TO DO:
- A) In the CI error analysis, turn the block starting "Job: gdas_prep" into a short bulleted list that keeps its main facts.
- B) According to the CI error analysis, what error code did the failing job return?
- C) Rewrite the stretch of the CI error analysis from "CI Error Analysis: PR" through "Case: C48_gsienkf_atmDA (PR_4555_C48_gsienkf_atmDA)", putting "gfs_prep" in place of "gdas_prep".

SELECTED EXTRACT:
........

C48_gsienkf_atmDA gdas_prep Error Analysis PR4555 - TerrenceMcGuinness-NOAA/global-workflow GitHub Wiki

CI Error Analysis: PR #4555 — gdas_prep Failure (declare_from_tmpl: command not found)

Job: gdas_prep (rocoto job card dev/job_cards/rocoto/prep.sh)
CI Test Case: C48_gsienkf_atmDA (PR_4555_C48_gsienkf_atmDA)
Platform: URSA (SST Innovation Center)
Commit: 733bbf3e (branch feature/de-template_com)
Error Code: 127 (command not found)
Date: February 2026
Source Gist: https://gist.github.com/emcbot/0fbab0d6e8182861e9a559119b65c713
PR: NOAA-EMC/global-workflow#4555 — "De-template COM declarations"

........

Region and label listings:

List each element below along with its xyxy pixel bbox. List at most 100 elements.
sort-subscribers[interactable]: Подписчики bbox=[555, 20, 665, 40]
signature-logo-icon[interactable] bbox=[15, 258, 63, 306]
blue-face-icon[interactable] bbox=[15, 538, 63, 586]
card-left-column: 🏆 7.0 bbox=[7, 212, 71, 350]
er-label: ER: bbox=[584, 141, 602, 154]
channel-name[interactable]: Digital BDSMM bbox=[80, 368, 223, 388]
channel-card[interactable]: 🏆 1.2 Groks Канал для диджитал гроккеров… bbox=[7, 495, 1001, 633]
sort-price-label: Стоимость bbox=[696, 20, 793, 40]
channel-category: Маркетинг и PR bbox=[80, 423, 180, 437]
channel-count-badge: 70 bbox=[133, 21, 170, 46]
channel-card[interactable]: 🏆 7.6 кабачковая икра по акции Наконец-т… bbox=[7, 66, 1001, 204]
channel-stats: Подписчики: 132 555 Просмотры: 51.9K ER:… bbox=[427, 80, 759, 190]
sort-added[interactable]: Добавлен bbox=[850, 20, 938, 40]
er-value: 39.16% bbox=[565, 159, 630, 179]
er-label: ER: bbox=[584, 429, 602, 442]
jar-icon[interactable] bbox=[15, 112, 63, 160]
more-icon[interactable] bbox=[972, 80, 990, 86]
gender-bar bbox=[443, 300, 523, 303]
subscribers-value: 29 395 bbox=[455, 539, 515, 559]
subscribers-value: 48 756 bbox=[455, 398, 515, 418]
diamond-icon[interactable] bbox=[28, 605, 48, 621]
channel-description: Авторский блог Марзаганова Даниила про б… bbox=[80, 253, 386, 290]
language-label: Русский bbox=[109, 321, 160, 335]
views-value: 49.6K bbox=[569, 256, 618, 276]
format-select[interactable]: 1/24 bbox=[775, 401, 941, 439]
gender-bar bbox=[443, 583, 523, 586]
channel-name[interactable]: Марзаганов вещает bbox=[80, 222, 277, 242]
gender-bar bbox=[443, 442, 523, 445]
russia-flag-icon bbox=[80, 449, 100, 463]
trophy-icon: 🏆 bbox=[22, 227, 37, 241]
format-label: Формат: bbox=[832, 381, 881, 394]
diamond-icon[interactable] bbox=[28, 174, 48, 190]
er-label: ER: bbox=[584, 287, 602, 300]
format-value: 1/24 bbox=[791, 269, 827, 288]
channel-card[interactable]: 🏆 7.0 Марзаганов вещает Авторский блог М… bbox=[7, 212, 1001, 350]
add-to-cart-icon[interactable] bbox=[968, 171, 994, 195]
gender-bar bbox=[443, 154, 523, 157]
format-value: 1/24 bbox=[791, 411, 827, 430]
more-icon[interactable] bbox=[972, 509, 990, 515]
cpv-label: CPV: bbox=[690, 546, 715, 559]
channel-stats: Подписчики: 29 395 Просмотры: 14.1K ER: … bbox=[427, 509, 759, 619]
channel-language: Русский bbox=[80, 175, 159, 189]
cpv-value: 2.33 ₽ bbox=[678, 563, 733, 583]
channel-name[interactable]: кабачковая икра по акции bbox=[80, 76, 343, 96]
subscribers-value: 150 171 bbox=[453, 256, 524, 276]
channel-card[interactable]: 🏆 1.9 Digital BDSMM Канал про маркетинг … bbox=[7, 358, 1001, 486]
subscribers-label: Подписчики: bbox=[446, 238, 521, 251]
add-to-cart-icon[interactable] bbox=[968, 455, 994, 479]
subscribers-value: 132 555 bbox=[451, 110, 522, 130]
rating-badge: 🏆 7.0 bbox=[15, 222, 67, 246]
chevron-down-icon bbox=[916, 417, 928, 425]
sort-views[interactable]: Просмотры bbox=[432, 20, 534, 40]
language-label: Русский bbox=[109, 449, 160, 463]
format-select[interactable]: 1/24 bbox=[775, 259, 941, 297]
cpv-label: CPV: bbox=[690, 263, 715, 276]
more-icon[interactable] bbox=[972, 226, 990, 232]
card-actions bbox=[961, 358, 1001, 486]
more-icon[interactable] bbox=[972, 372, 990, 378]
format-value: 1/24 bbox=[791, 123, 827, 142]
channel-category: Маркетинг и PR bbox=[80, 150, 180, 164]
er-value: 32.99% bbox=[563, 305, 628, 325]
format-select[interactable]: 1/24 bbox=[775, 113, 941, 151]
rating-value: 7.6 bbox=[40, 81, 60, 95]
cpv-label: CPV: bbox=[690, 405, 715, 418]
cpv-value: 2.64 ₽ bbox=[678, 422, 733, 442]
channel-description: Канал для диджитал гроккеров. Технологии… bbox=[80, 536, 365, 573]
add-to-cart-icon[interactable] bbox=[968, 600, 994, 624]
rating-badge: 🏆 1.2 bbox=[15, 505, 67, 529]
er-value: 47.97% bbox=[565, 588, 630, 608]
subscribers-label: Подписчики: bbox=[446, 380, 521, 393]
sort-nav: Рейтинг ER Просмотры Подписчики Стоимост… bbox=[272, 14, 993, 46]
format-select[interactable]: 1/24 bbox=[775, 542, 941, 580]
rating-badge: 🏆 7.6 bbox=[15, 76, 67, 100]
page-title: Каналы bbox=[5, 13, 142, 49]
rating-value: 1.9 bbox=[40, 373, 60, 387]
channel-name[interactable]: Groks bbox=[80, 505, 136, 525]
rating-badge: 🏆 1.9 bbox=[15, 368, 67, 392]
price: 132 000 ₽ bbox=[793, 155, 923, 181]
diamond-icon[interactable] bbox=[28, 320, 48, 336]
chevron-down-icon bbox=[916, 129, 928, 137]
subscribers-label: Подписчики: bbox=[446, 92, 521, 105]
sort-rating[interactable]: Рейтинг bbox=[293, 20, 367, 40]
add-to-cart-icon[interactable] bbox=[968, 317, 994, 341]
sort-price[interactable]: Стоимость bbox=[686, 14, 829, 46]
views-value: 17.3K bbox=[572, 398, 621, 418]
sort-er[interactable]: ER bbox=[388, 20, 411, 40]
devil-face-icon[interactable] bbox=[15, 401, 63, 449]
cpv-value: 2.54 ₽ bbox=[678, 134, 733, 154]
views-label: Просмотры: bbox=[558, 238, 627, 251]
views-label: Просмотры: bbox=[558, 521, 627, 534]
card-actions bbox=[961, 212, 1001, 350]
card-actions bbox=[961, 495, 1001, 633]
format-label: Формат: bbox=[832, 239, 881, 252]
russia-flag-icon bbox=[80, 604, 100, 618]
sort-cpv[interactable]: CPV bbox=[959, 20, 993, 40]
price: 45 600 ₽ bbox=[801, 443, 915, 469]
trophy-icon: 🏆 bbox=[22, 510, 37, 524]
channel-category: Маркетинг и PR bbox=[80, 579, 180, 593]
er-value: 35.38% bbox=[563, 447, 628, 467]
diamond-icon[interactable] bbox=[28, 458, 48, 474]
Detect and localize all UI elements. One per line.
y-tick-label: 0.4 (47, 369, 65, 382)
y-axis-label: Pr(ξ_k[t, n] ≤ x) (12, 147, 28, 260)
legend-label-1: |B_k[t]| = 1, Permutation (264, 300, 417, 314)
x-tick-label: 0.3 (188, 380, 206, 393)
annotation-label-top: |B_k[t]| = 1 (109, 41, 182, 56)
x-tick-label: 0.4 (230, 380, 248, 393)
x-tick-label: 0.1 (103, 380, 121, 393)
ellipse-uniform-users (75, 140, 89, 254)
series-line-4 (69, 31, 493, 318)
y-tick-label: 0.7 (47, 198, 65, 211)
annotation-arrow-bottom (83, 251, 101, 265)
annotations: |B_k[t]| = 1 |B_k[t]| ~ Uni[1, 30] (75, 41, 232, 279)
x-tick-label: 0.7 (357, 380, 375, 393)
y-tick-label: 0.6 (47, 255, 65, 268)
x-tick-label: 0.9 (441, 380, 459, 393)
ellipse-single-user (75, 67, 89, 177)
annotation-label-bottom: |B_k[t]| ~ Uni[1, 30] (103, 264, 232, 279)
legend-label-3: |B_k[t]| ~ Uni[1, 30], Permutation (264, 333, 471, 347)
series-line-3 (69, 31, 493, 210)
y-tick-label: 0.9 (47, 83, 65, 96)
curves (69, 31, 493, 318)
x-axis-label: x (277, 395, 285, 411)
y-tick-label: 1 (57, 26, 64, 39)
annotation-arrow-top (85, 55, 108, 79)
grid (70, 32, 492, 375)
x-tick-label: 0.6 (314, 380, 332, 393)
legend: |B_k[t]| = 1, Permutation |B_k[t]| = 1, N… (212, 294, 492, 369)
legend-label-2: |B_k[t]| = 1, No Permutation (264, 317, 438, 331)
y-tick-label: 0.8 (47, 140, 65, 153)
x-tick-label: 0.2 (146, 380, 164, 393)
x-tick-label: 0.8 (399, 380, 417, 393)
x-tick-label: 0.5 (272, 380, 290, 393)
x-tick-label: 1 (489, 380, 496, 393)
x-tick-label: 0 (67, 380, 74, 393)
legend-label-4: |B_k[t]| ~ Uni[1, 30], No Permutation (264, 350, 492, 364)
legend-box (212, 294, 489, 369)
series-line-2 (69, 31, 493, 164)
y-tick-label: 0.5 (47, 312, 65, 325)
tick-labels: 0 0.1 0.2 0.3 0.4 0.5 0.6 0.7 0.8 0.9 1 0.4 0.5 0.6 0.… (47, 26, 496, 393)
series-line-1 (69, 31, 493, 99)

........

SOLUTIONS TO EACH TASK:
- A)
- Job: gdas_prep (rocoto job card dev/job_cards/rocoto/prep.sh)
- Test case: C48_gsienkf_atmDA
- Platform: URSA (SST Innovation Center)
- Commit: 733bbf3e on branch feature/de-template_com
- Error: code 127, command not found
- Date: February 2026
- Source gist: https://gist.github.com/emcbot/0fbab0d6e8182861e9a559119b65c713
- PR: NOAA-EMC/global-workflow#4555, "De-template COM declarations"

- B) Error code 127 (command not found).

- C)
CI Error Analysis: PR #4555 — gfs_prep Failure (declare_from_tmpl: command not found)

Job: gfs_prep (rocoto job card dev/job_cards/rocoto/prep.sh)
CI Test Case: C48_gsienkf_atmDA (PR_4555_C48_gsienkf_atmDA)